Exclude all pictures, then copy each of the records exactly as written.

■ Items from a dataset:

______

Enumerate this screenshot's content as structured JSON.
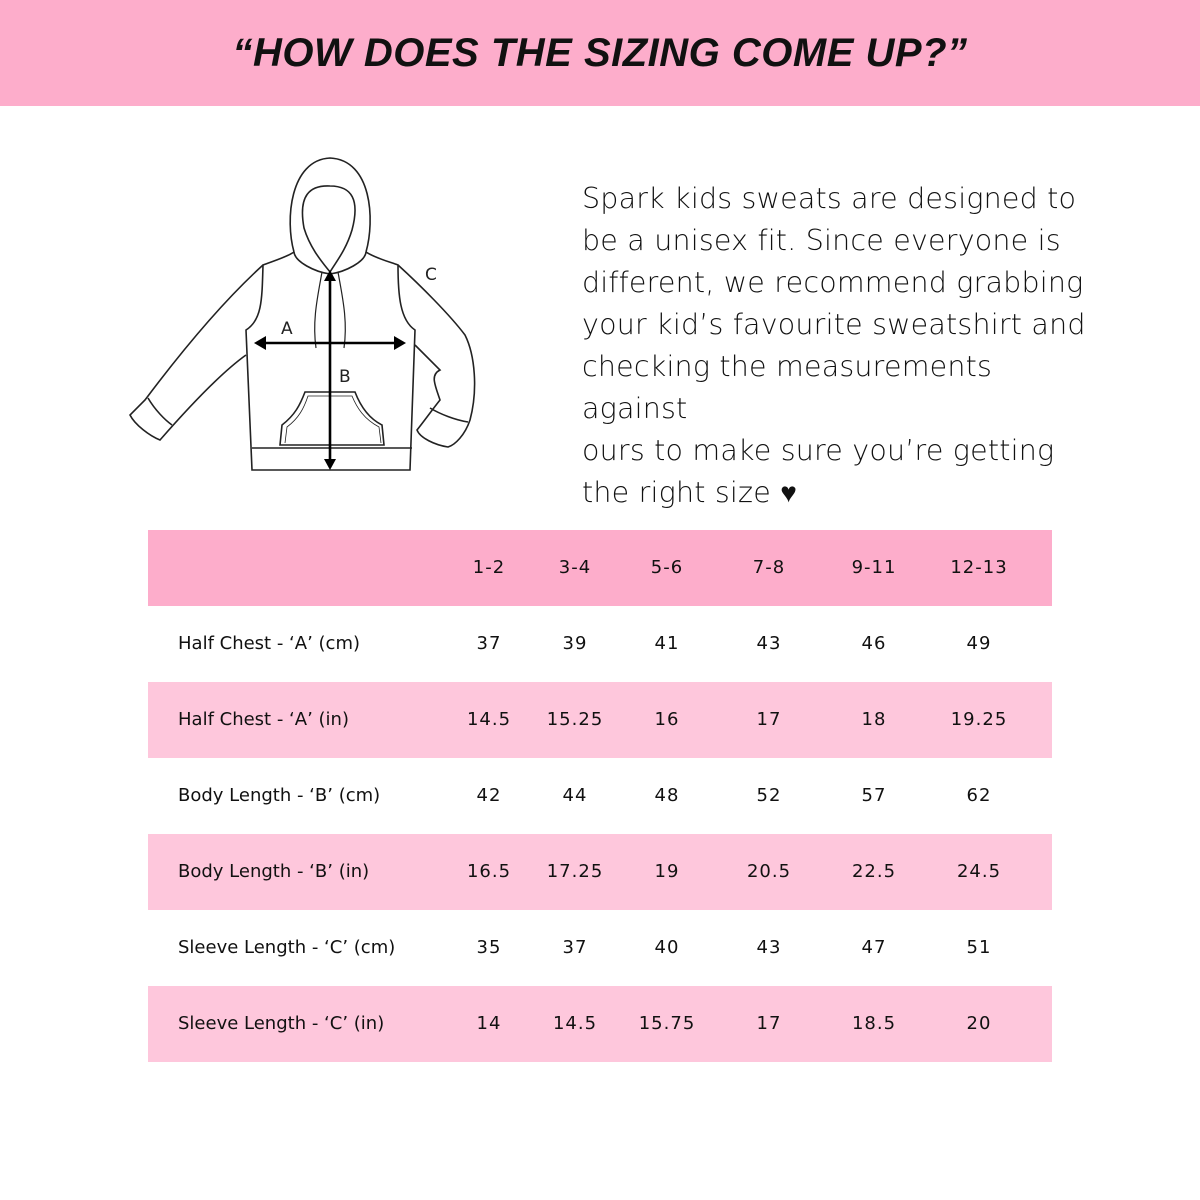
{
  "banner": {
    "title": "“HOW DOES THE SIZING COME UP?”"
  },
  "diagram": {
    "labels": {
      "a": "A",
      "b": "B",
      "c": "C"
    }
  },
  "blurb": {
    "lines": [
      "Spark kids sweats are designed to",
      "be a unisex fit. Since everyone is",
      "different, we recommend grabbing",
      "your kid’s favourite sweatshirt and",
      "checking the measurements against",
      "ours to make sure you’re getting",
      "the right size"
    ],
    "icon": "heart-icon",
    "heart": "♥"
  },
  "colors": {
    "banner": "#fdadcb",
    "header_row": "#fdadcb",
    "alt_row": "#fec7dc"
  },
  "table": {
    "columns": [
      "",
      "1-2",
      "3-4",
      "5-6",
      "7-8",
      "9-11",
      "12-13"
    ],
    "rows": [
      {
        "label": "Half Chest - ‘A’ (cm)",
        "values": [
          "37",
          "39",
          "41",
          "43",
          "46",
          "49"
        ]
      },
      {
        "label": "Half Chest - ‘A’ (in)",
        "values": [
          "14.5",
          "15.25",
          "16",
          "17",
          "18",
          "19.25"
        ]
      },
      {
        "label": "Body Length - ‘B’ (cm)",
        "values": [
          "42",
          "44",
          "48",
          "52",
          "57",
          "62"
        ]
      },
      {
        "label": "Body Length - ‘B’ (in)",
        "values": [
          "16.5",
          "17.25",
          "19",
          "20.5",
          "22.5",
          "24.5"
        ]
      },
      {
        "label": "Sleeve Length - ‘C’ (cm)",
        "values": [
          "35",
          "37",
          "40",
          "43",
          "47",
          "51"
        ]
      },
      {
        "label": "Sleeve Length - ‘C’ (in)",
        "values": [
          "14",
          "14.5",
          "15.75",
          "17",
          "18.5",
          "20"
        ]
      }
    ]
  }
}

______

■ Task answer:
Enumerate this screenshot's content as structured JSON.
{
  "banner": {
    "title": "“HOW DOES THE SIZING COME UP?”"
  },
  "diagram": {
    "labels": {
      "a": "A",
      "b": "B",
      "c": "C"
    }
  },
  "blurb": {
    "lines": [
      "Spark kids sweats are designed to",
      "be a unisex fit. Since everyone is",
      "different, we recommend grabbing",
      "your kid’s favourite sweatshirt and",
      "checking the measurements against",
      "ours to make sure you’re getting",
      "the right size"
    ],
    "icon": "heart-icon",
    "heart": "♥"
  },
  "colors": {
    "banner": "#fdadcb",
    "header_row": "#fdadcb",
    "alt_row": "#fec7dc"
  },
  "table": {
    "columns": [
      "",
      "1-2",
      "3-4",
      "5-6",
      "7-8",
      "9-11",
      "12-13"
    ],
    "rows": [
      {
        "label": "Half Chest - ‘A’ (cm)",
        "values": [
          "37",
          "39",
          "41",
          "43",
          "46",
          "49"
        ]
      },
      {
        "label": "Half Chest - ‘A’ (in)",
        "values": [
          "14.5",
          "15.25",
          "16",
          "17",
          "18",
          "19.25"
        ]
      },
      {
        "label": "Body Length - ‘B’ (cm)",
        "values": [
          "42",
          "44",
          "48",
          "52",
          "57",
          "62"
        ]
      },
      {
        "label": "Body Length - ‘B’ (in)",
        "values": [
          "16.5",
          "17.25",
          "19",
          "20.5",
          "22.5",
          "24.5"
        ]
      },
      {
        "label": "Sleeve Length - ‘C’ (cm)",
        "values": [
          "35",
          "37",
          "40",
          "43",
          "47",
          "51"
        ]
      },
      {
        "label": "Sleeve Length - ‘C’ (in)",
        "values": [
          "14",
          "14.5",
          "15.75",
          "17",
          "18.5",
          "20"
        ]
      }
    ]
  }
}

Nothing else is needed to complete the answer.